:: Entries provided

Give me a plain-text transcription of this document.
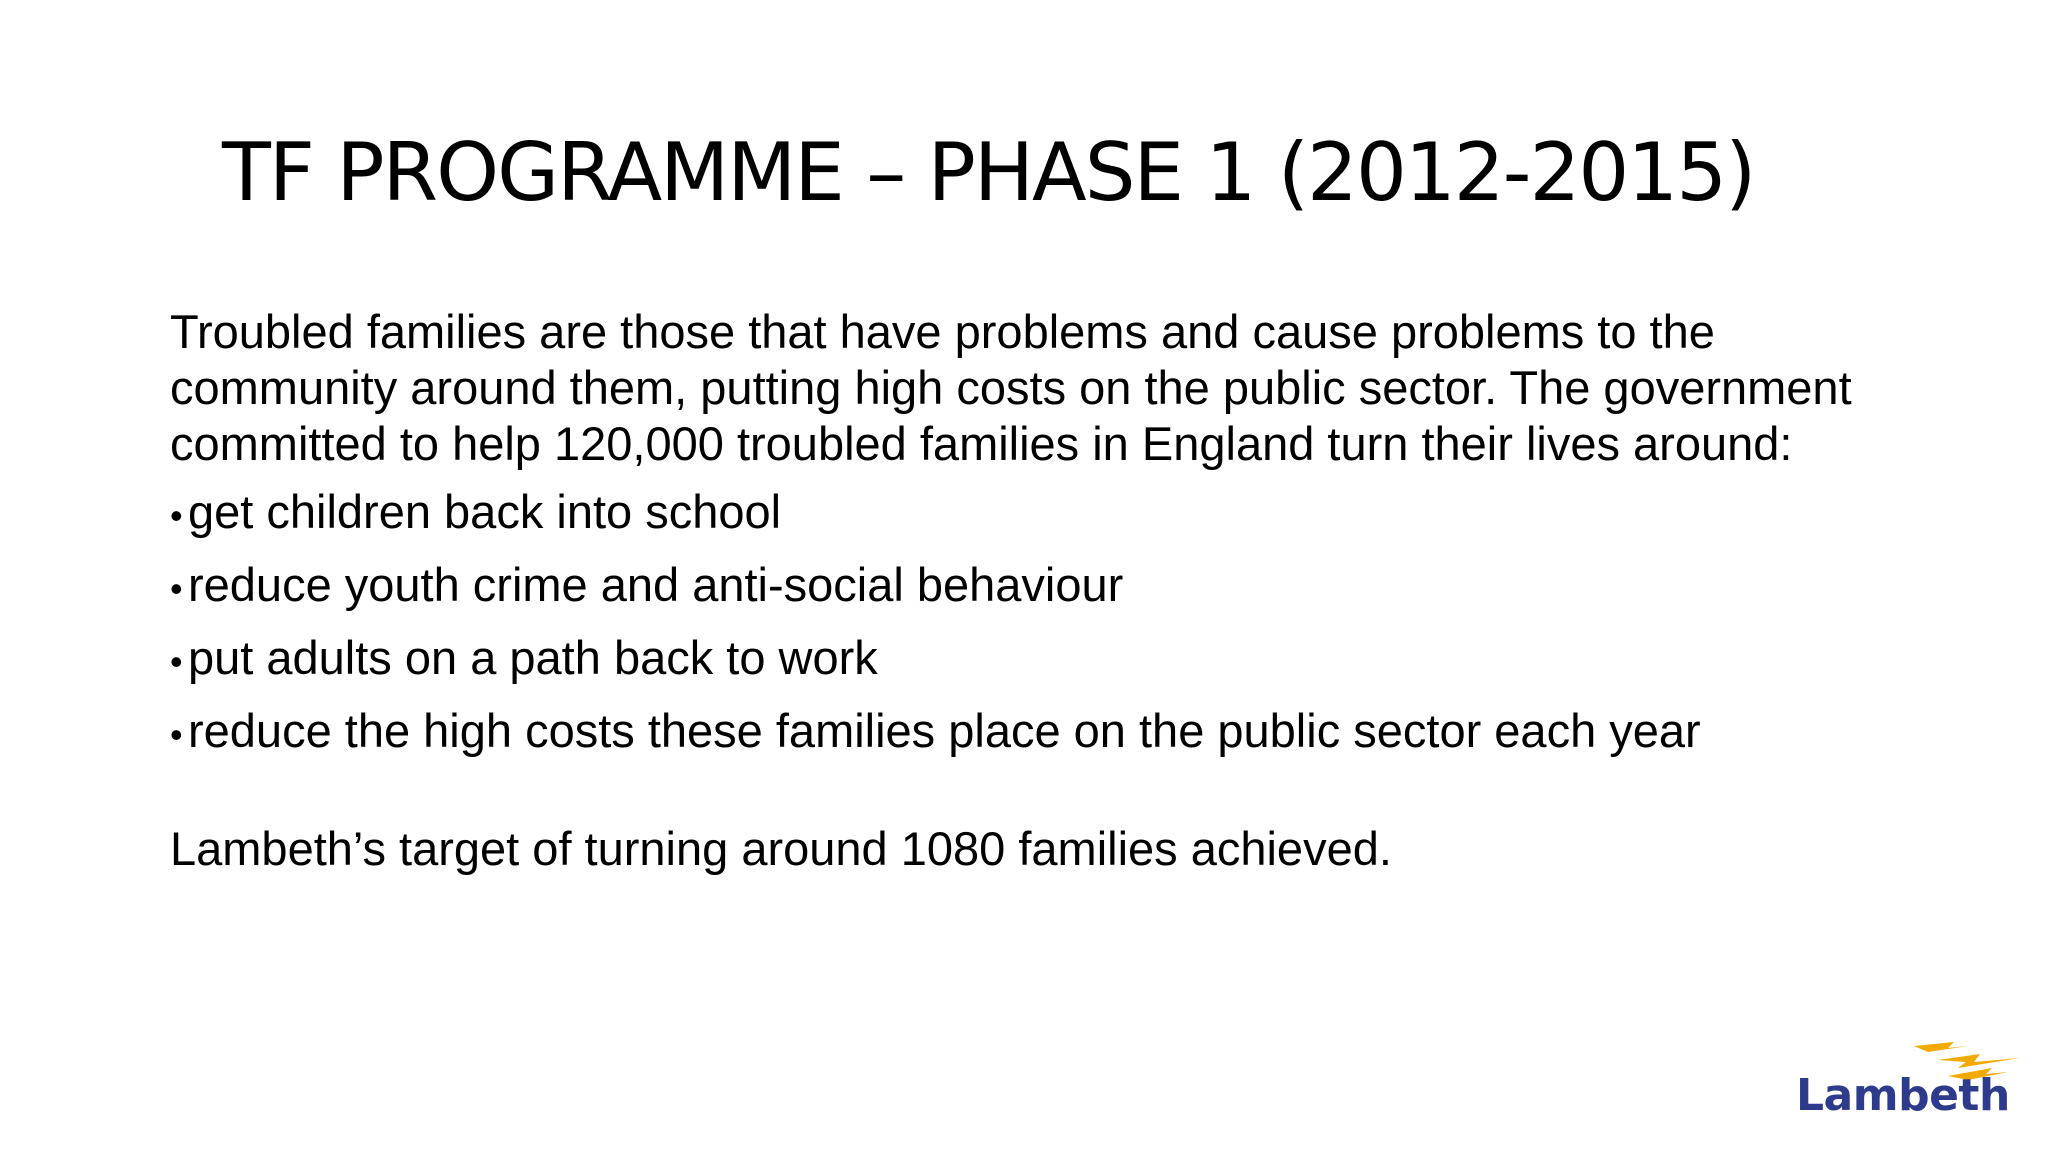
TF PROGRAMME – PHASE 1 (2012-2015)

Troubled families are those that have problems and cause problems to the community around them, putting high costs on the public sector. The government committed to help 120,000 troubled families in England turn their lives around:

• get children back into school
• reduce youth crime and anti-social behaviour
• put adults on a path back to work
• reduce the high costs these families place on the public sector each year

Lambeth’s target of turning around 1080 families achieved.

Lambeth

::::

Copy the whole listing above word for word but do not carry over the pictures.

Finished answer:
Give me a plain-text transcription of this document.
TF PROGRAMME – PHASE 1 (2012-2015)

Troubled families are those that have problems and cause problems to the community around them, putting high costs on the public sector. The government committed to help 120,000 troubled families in England turn their lives around:

• get children back into school
• reduce youth crime and anti-social behaviour
• put adults on a path back to work
• reduce the high costs these families place on the public sector each year

Lambeth’s target of turning around 1080 families achieved.

Lambeth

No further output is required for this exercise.